EXERCISE PROMPT: Your copy of the material below should match it exactly, except that it holds no pictures.
# PROVIDED MATERIAL start
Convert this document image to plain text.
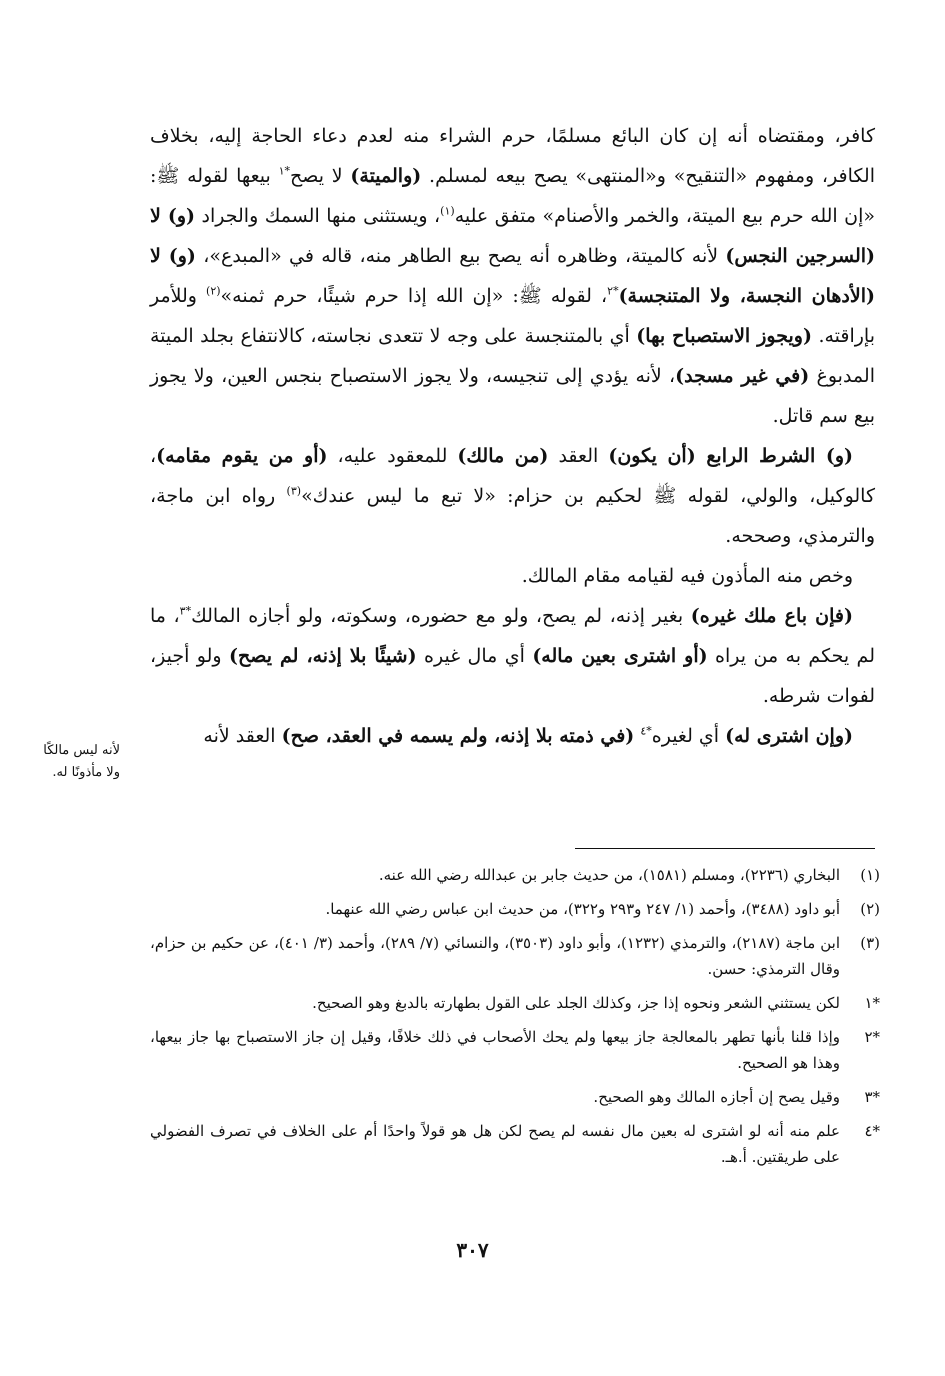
كافر، ومقتضاه أنه إن كان البائع مسلمًا، حرم الشراء منه لعدم دعاء الحاجة إليه، بخلاف الكافر، ومفهوم «التنقيح» و«المنتهى» يصح بيعه لمسلم. (والميتة) لا يصح$^{*١}$ بيعها لقوله ﷺ: «إن الله حرم بيع الميتة، والخمر والأصنام» متفق عليه$^{(١)}$، ويستثنى منها السمك والجراد (و) لا (السرجين النجس) لأنه كالميتة، وظاهره أنه يصح بيع الطاهر منه، قاله في «المبدع»، (و) لا (الأدهان النجسة، ولا المتنجسة)$^{*٢}$، لقوله ﷺ: «إن الله إذا حرم شيئًا، حرم ثمنه»$^{(٢)}$ وللأمر بإراقته. (ويجوز الاستصباح بها) أي بالمتنجسة على وجه لا تتعدى نجاسته، كالانتفاع بجلد الميتة المدبوغ (في غير مسجد)، لأنه يؤدي إلى تنجيسه، ولا يجوز الاستصباح بنجس العين، ولا يجوز بيع سم قاتل.

(و) الشرط الرابع (أن يكون) العقد (من مالك) للمعقود عليه، (أو من يقوم مقامه)، كالوكيل، والولي، لقوله ﷺ لحكيم بن حزام: «لا تبع ما ليس عندك»$^{(٣)}$ رواه ابن ماجة، والترمذي، وصححه.

وخص منه المأذون فيه لقيامه مقام المالك.

(فإن باع ملك غيره) بغير إذنه، لم يصح، ولو مع حضوره، وسكوته، ولو أجازه المالك$^{*٣}$، ما لم يحكم به من يراه (أو اشترى بعين ماله) أي مال غيره (شيئًا بلا إذنه، لم يصح) ولو أجيز، لفوات شرطه.

(وإن اشترى له) أي لغيره$^{*٤}$ (في ذمته بلا إذنه، ولم يسمه في العقد، صح) العقد لأنه

لأنه ليس مالكًا ولا مأذونًا له.
(١)
البخاري (٢٢٣٦)، ومسلم (١٥٨١)، من حديث جابر بن عبدالله رضي الله عنه.
(٢)
أبو داود (٣٤٨٨)، وأحمد (١/ ٢٤٧ و٢٩٣ و٣٢٢)، من حديث ابن عباس رضي الله عنهما.
(٣)
ابن ماجة (٢١٨٧)، والترمذي (١٢٣٢)، وأبو داود (٣٥٠٣)، والنسائي (٧/ ٢٨٩)، وأحمد (٣/ ٤٠١)، عن حكيم بن حزام، وقال الترمذي: حسن.
*١
لكن يستثني الشعر ونحوه إذا جز، وكذلك الجلد على القول بطهارته بالدبغ وهو الصحيح.
*٢
وإذا قلنا بأنها تطهر بالمعالجة جاز بيعها ولم يحك الأصحاب في ذلك خلافًا، وقيل إن جاز الاستصباح بها جاز بيعها، وهذا هو الصحيح.
*٣
وقيل يصح إن أجازه المالك وهو الصحيح.
*٤
علم منه أنه لو اشترى له بعين مال نفسه لم يصح لكن هل هو قولاً واحدًا أم على الخلاف في تصرف الفضولي على طريقتين. أ.هـ.
٣٠٧
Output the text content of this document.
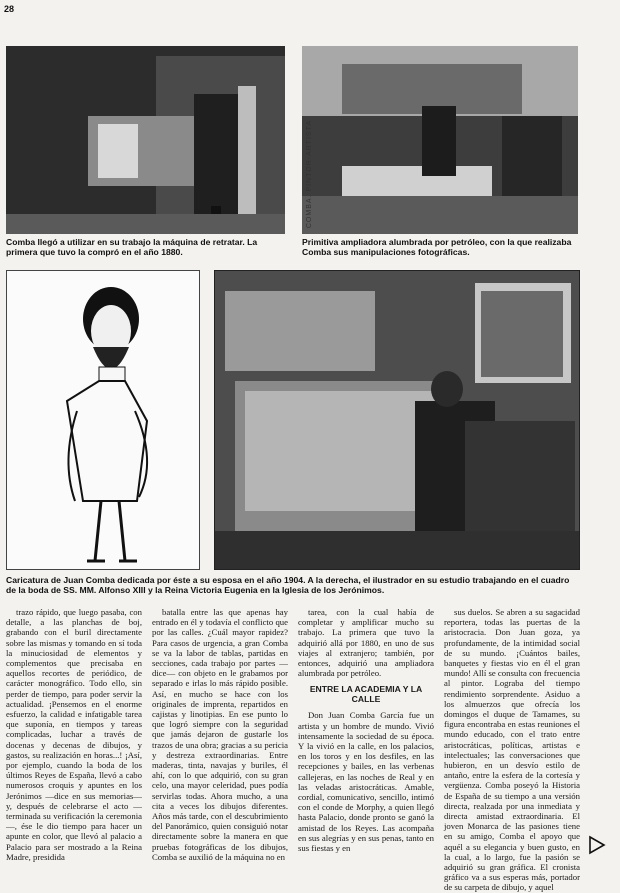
28
Comba llegó a utilizar en su trabajo la máquina de retratar. La primera que tuvo la compró en el año 1880.
COMBA. PINTOR-ARTISTA
Primitiva ampliadora alumbrada por petróleo, con la que realizaba Comba sus manipulaciones fotográficas.
Caricatura de Juan Comba dedicada por éste a su esposa en el año 1904. A la derecha, el ilustrador en su estudio trabajando en el cuadro de la boda de SS. MM. Alfonso XIII y la Reina Victoria Eugenia en la Iglesia de los Jerónimos.

trazo rápido, que luego pasaba, con detalle, a las planchas de boj, grabando con el buril directamente sobre las mismas y tomando en sí toda la minuciosidad de elementos y complementos que precisaba en aquellos recortes de periódico, de carácter monográfico. Todo ello, sin perder de tiempo, para poder servir la actualidad. ¡Pensemos en el enorme esfuerzo, la calidad e infatigable tarea que suponía, en tiempos y tareas complicadas, luchar a través de docenas y decenas de dibujos, y gastos, su realización en horas...! ¡Así, por ejemplo, cuando la boda de los últimos Reyes de España, llevó a cabo numerosos croquis y apuntes en los Jerónimos —dice en sus memorias— y, después de celebrarse el acto —terminada su verificación la ceremonia—, ése le dio tiempo para hacer un apunte en color, que llevó al palacio a Palacio para ser mostrado a la Reina Madre, presidida

batalla entre las que apenas hay entrado en él y todavía el conflicto que por las calles. ¿Cuál mayor rapidez? Para casos de urgencia, a gran Comba se va la labor de tablas, partidas en secciones, cada trabajo por partes —dice— con objeto en le grabamos por separado e irlas lo más rápido posible. Así, en mucho se hace con los originales de imprenta, repartidos en cajistas y linotipias. En ese punto lo que logró siempre con la seguridad que jamás dejaron de gustarle los trazos de una obra; gracias a su pericia y destreza extraordinarias. Entre maderas, tinta, navajas y buriles, él ahí, con lo que adquirió, con su gran celo, una mayor celeridad, pues podía servirlas todas. Ahora mucho, a una cita a veces los dibujos diferentes. Años más tarde, con el descubrimiento del Panorámico, quien consiguió notar directamente sobre la manera en que pruebas fotográficas de los dibujos, Comba se auxilió de la máquina no en

tarea, con la cual había de completar y amplificar mucho su trabajo. La primera que tuvo la adquirió allá por 1880, en uno de sus viajes al extranjero; también, por entonces, adquirió una ampliadora alumbrada por petróleo.

ENTRE LA ACADEMIA Y LA CALLE

Don Juan Comba García fue un artista y un hombre de mundo. Vivió intensamente la sociedad de su época. Y la vivió en la calle, en los palacios, en los toros y en los desfiles, en las recepciones y bailes, en las verbenas callejeras, en las noches de Real y en las veladas aristocráticas. Amable, cordial, comunicativo, sencillo, intimó con el conde de Morphy, a quien llegó hasta Palacio, donde pronto se ganó la amistad de los Reyes. Las acompaña en sus alegrías y en sus penas, tanto en sus fiestas y en

sus duelos. Se abren a su sagacidad reportera, todas las puertas de la aristocracia. Don Juan goza, ya profundamente, de la intimidad social de su mundo. ¡Cuántos bailes, banquetes y fiestas vio en él el gran mundo! Allí se consulta con frecuencia al pintor. Lograba del tiempo rendimiento sorprendente. Asiduo a los almuerzos que ofrecía los domingos el duque de Tamames, su figura encontraba en estas reuniones el mundo educado, con el trato entre aristocráticas, políticas, artistas e intelectuales; las conversaciones que hubieron, en un desvío estilo de antaño, entre la esfera de la cortesía y vergüenza. Comba poseyó la Historia de España de su tiempo a una versión directa, realzada por una inmediata y directa amistad extraordinaria. El joven Monarca de las pasiones tiene en su amigo, Comba el apoyo que aquél a su elegancia y buen gusto, en la cual, a lo largo, fue la pasión se adquirió su gran gráfica. El cronista gráfico va a sus esperas más, portador de su carpeta de dibujo, y aquel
# PROVIDED MATERIAL end
THE REPLY:
Convert this document image to plain text.
كافر، ومقتضاه أنه إن كان البائع مسلمًا، حرم الشراء منه لعدم دعاء الحاجة إليه، بخلاف الكافر، ومفهوم «التنقيح» و«المنتهى» يصح بيعه لمسلم. (والميتة) لا يصح$^{*١}$ بيعها لقوله ﷺ: «إن الله حرم بيع الميتة، والخمر والأصنام» متفق عليه$^{(١)}$، ويستثنى منها السمك والجراد (و) لا (السرجين النجس) لأنه كالميتة، وظاهره أنه يصح بيع الطاهر منه، قاله في «المبدع»، (و) لا (الأدهان النجسة، ولا المتنجسة)$^{*٢}$، لقوله ﷺ: «إن الله إذا حرم شيئًا، حرم ثمنه»$^{(٢)}$ وللأمر بإراقته. (ويجوز الاستصباح بها) أي بالمتنجسة على وجه لا تتعدى نجاسته، كالانتفاع بجلد الميتة المدبوغ (في غير مسجد)، لأنه يؤدي إلى تنجيسه، ولا يجوز الاستصباح بنجس العين، ولا يجوز بيع سم قاتل.

(و) الشرط الرابع (أن يكون) العقد (من مالك) للمعقود عليه، (أو من يقوم مقامه)، كالوكيل، والولي، لقوله ﷺ لحكيم بن حزام: «لا تبع ما ليس عندك»$^{(٣)}$ رواه ابن ماجة، والترمذي، وصححه.

وخص منه المأذون فيه لقيامه مقام المالك.

(فإن باع ملك غيره) بغير إذنه، لم يصح، ولو مع حضوره، وسكوته، ولو أجازه المالك$^{*٣}$، ما لم يحكم به من يراه (أو اشترى بعين ماله) أي مال غيره (شيئًا بلا إذنه، لم يصح) ولو أجيز، لفوات شرطه.

(وإن اشترى له) أي لغيره$^{*٤}$ (في ذمته بلا إذنه، ولم يسمه في العقد، صح) العقد لأنه

لأنه ليس مالكًا ولا مأذونًا له.
(١)
البخاري (٢٢٣٦)، ومسلم (١٥٨١)، من حديث جابر بن عبدالله رضي الله عنه.
(٢)
أبو داود (٣٤٨٨)، وأحمد (١/ ٢٤٧ و٢٩٣ و٣٢٢)، من حديث ابن عباس رضي الله عنهما.
(٣)
ابن ماجة (٢١٨٧)، والترمذي (١٢٣٢)، وأبو داود (٣٥٠٣)، والنسائي (٧/ ٢٨٩)، وأحمد (٣/ ٤٠١)، عن حكيم بن حزام، وقال الترمذي: حسن.
*١
لكن يستثني الشعر ونحوه إذا جز، وكذلك الجلد على القول بطهارته بالدبغ وهو الصحيح.
*٢
وإذا قلنا بأنها تطهر بالمعالجة جاز بيعها ولم يحك الأصحاب في ذلك خلافًا، وقيل إن جاز الاستصباح بها جاز بيعها، وهذا هو الصحيح.
*٣
وقيل يصح إن أجازه المالك وهو الصحيح.
*٤
علم منه أنه لو اشترى له بعين مال نفسه لم يصح لكن هل هو قولاً واحدًا أم على الخلاف في تصرف الفضولي على طريقتين. أ.هـ.
٣٠٧
Output the text content of this document.
28
Comba llegó a utilizar en su trabajo la máquina de retratar. La primera que tuvo la compró en el año 1880.
COMBA. PINTOR-ARTISTA
Primitiva ampliadora alumbrada por petróleo, con la que realizaba Comba sus manipulaciones fotográficas.
Caricatura de Juan Comba dedicada por éste a su esposa en el año 1904. A la derecha, el ilustrador en su estudio trabajando en el cuadro de la boda de SS. MM. Alfonso XIII y la Reina Victoria Eugenia en la Iglesia de los Jerónimos.

trazo rápido, que luego pasaba, con detalle, a las planchas de boj, grabando con el buril directamente sobre las mismas y tomando en sí toda la minuciosidad de elementos y complementos que precisaba en aquellos recortes de periódico, de carácter monográfico. Todo ello, sin perder de tiempo, para poder servir la actualidad. ¡Pensemos en el enorme esfuerzo, la calidad e infatigable tarea que suponía, en tiempos y tareas complicadas, luchar a través de docenas y decenas de dibujos, y gastos, su realización en horas...! ¡Así, por ejemplo, cuando la boda de los últimos Reyes de España, llevó a cabo numerosos croquis y apuntes en los Jerónimos —dice en sus memorias— y, después de celebrarse el acto —terminada su verificación la ceremonia—, ése le dio tiempo para hacer un apunte en color, que llevó al palacio a Palacio para ser mostrado a la Reina Madre, presidida

batalla entre las que apenas hay entrado en él y todavía el conflicto que por las calles. ¿Cuál mayor rapidez? Para casos de urgencia, a gran Comba se va la labor de tablas, partidas en secciones, cada trabajo por partes —dice— con objeto en le grabamos por separado e irlas lo más rápido posible. Así, en mucho se hace con los originales de imprenta, repartidos en cajistas y linotipias. En ese punto lo que logró siempre con la seguridad que jamás dejaron de gustarle los trazos de una obra; gracias a su pericia y destreza extraordinarias. Entre maderas, tinta, navajas y buriles, él ahí, con lo que adquirió, con su gran celo, una mayor celeridad, pues podía servirlas todas. Ahora mucho, a una cita a veces los dibujos diferentes. Años más tarde, con el descubrimiento del Panorámico, quien consiguió notar directamente sobre la manera en que pruebas fotográficas de los dibujos, Comba se auxilió de la máquina no en

tarea, con la cual había de completar y amplificar mucho su trabajo. La primera que tuvo la adquirió allá por 1880, en uno de sus viajes al extranjero; también, por entonces, adquirió una ampliadora alumbrada por petróleo.

ENTRE LA ACADEMIA Y LA CALLE

Don Juan Comba García fue un artista y un hombre de mundo. Vivió intensamente la sociedad de su época. Y la vivió en la calle, en los palacios, en los toros y en los desfiles, en las recepciones y bailes, en las verbenas callejeras, en las noches de Real y en las veladas aristocráticas. Amable, cordial, comunicativo, sencillo, intimó con el conde de Morphy, a quien llegó hasta Palacio, donde pronto se ganó la amistad de los Reyes. Las acompaña en sus alegrías y en sus penas, tanto en sus fiestas y en

sus duelos. Se abren a su sagacidad reportera, todas las puertas de la aristocracia. Don Juan goza, ya profundamente, de la intimidad social de su mundo. ¡Cuántos bailes, banquetes y fiestas vio en él el gran mundo! Allí se consulta con frecuencia al pintor. Lograba del tiempo rendimiento sorprendente. Asiduo a los almuerzos que ofrecía los domingos el duque de Tamames, su figura encontraba en estas reuniones el mundo educado, con el trato entre aristocráticas, políticas, artistas e intelectuales; las conversaciones que hubieron, en un desvío estilo de antaño, entre la esfera de la cortesía y vergüenza. Comba poseyó la Historia de España de su tiempo a una versión directa, realzada por una inmediata y directa amistad extraordinaria. El joven Monarca de las pasiones tiene en su amigo, Comba el apoyo que aquél a su elegancia y buen gusto, en la cual, a lo largo, fue la pasión se adquirió su gran gráfica. El cronista gráfico va a sus esperas más, portador de su carpeta de dibujo, y aquel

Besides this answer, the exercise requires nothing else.